*ROWS*:
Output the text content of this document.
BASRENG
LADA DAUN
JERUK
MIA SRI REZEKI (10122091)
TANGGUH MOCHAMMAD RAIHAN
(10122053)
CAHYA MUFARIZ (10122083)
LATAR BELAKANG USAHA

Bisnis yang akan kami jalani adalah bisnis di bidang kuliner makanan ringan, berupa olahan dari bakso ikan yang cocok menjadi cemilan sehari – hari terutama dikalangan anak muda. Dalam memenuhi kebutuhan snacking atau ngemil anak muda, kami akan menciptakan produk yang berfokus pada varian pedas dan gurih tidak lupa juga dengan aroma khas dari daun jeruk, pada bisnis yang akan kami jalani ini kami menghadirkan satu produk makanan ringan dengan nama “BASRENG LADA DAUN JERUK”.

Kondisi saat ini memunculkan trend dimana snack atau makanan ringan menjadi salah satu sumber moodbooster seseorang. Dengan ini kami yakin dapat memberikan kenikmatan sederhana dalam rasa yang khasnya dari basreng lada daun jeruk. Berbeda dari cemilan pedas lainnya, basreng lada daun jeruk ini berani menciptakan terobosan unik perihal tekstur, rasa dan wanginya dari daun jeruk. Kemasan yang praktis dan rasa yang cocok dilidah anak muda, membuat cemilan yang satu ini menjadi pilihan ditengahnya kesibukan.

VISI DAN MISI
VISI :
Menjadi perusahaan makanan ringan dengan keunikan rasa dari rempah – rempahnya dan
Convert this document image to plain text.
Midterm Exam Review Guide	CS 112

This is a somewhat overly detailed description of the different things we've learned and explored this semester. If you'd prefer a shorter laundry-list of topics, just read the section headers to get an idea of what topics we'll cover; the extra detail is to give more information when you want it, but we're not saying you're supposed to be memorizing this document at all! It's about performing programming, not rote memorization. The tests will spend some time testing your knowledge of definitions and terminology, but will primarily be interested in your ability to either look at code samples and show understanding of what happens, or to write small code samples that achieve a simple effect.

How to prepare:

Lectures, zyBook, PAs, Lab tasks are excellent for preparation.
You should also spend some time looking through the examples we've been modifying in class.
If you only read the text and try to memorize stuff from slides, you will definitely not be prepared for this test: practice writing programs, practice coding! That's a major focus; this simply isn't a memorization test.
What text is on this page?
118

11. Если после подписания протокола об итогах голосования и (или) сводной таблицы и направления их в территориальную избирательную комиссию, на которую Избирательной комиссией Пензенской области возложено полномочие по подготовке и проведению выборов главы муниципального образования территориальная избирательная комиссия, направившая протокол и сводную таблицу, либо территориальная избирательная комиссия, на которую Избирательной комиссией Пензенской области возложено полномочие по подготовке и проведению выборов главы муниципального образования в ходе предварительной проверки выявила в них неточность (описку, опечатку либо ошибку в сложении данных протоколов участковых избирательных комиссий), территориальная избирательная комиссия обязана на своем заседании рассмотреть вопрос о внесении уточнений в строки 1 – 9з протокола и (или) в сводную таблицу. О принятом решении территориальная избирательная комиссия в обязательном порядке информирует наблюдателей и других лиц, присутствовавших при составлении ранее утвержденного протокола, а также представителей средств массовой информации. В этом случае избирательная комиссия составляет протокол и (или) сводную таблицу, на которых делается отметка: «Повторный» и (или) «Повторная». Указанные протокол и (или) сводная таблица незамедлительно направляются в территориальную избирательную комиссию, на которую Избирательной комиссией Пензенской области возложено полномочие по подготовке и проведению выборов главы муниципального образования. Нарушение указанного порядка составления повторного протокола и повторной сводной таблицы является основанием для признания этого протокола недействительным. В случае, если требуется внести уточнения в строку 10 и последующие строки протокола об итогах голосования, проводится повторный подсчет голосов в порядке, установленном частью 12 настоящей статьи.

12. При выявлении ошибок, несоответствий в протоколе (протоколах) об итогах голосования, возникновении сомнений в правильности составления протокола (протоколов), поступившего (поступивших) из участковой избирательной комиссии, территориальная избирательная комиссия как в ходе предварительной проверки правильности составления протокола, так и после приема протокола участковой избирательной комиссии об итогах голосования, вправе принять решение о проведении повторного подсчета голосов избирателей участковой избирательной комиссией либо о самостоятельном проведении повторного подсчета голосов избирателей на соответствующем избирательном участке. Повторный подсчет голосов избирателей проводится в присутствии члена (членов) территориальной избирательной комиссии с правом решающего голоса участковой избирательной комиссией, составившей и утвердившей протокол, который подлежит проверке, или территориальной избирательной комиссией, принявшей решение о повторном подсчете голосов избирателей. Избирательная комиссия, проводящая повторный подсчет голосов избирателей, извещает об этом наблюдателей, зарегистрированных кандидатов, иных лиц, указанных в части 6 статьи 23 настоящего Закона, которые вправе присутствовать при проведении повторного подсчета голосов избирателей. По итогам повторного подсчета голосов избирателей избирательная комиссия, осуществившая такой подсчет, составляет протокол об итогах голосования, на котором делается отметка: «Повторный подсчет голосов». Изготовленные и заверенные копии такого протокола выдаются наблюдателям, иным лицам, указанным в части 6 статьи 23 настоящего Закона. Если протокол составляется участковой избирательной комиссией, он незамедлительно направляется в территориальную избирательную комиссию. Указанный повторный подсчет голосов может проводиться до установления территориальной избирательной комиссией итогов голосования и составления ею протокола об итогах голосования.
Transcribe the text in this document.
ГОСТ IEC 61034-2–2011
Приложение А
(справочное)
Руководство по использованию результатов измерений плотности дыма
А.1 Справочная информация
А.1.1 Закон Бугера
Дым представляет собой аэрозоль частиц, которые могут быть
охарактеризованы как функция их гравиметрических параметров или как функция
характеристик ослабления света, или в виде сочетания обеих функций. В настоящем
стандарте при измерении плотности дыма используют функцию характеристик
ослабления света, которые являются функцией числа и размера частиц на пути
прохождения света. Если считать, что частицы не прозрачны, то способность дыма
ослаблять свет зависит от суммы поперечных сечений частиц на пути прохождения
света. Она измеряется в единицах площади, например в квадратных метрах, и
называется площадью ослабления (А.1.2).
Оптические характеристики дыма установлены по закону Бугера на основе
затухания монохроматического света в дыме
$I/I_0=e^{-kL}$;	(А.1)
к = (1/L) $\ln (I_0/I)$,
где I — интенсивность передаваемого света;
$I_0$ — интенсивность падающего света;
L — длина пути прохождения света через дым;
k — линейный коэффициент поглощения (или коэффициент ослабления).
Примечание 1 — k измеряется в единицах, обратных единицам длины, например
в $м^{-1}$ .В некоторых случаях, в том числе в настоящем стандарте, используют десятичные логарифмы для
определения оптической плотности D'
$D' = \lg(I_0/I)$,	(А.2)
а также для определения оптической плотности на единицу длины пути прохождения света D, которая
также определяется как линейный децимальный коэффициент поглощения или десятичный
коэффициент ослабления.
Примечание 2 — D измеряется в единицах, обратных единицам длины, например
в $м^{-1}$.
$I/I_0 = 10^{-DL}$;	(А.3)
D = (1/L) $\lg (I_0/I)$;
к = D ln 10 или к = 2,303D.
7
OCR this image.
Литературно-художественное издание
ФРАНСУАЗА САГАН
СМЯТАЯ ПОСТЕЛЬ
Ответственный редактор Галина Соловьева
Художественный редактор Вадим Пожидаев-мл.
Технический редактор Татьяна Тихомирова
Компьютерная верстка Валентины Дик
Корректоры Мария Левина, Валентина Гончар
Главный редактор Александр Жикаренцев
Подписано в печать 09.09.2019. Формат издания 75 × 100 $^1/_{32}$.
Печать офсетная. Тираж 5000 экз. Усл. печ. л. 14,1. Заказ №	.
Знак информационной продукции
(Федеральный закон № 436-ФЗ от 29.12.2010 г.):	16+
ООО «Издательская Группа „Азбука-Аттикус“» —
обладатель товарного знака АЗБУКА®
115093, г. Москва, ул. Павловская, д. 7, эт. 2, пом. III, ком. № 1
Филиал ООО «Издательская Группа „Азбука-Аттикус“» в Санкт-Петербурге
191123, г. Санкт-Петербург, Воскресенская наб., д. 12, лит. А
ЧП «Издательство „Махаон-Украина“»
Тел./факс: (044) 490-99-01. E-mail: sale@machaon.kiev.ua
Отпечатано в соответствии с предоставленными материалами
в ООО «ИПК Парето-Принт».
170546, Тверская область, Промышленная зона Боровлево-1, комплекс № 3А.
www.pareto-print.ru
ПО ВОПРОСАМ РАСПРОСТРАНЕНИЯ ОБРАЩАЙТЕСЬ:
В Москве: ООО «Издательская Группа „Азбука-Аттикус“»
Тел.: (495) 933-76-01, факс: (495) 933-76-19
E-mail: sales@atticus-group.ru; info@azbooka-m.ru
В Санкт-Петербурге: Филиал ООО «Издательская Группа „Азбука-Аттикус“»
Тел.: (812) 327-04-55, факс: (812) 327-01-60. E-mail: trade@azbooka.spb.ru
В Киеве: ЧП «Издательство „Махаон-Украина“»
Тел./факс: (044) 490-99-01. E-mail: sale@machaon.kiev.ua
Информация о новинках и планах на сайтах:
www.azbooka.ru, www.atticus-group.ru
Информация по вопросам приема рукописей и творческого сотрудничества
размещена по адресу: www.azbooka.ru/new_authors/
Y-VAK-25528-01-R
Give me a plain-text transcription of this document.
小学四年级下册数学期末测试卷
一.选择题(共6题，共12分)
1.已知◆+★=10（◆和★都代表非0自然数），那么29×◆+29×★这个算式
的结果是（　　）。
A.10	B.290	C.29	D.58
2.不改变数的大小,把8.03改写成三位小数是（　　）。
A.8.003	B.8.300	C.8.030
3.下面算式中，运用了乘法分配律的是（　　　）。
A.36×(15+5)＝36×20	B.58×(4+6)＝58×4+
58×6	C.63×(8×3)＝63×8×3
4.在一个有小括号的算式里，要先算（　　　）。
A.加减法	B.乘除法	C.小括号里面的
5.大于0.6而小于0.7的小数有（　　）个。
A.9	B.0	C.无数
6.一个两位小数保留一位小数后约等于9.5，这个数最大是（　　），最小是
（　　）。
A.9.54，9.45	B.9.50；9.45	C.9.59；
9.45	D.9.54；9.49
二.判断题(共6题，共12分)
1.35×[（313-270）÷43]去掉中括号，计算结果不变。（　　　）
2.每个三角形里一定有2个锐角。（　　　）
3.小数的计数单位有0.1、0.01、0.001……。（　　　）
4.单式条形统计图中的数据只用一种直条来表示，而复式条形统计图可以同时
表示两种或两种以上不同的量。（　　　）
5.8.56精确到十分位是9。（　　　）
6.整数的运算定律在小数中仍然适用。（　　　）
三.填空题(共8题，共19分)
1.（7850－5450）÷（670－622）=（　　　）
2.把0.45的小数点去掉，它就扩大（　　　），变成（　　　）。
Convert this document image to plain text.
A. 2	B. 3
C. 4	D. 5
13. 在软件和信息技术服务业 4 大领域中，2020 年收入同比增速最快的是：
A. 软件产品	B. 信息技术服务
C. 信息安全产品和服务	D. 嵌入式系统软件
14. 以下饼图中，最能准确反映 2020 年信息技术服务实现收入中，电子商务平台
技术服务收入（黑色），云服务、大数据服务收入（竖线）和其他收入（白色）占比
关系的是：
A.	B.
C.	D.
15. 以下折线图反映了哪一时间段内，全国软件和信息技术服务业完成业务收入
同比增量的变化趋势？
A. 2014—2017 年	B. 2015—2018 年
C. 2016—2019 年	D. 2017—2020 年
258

*AIM OF THE EXERCISE*: Copy every line above that holds the word "линейный".

*ANSWER TO THIS TASK*:
k — линейный коэффициент поглощения (или коэффициент ослабления).
также определяется как линейный децимальный коэффициент поглощения или десятичный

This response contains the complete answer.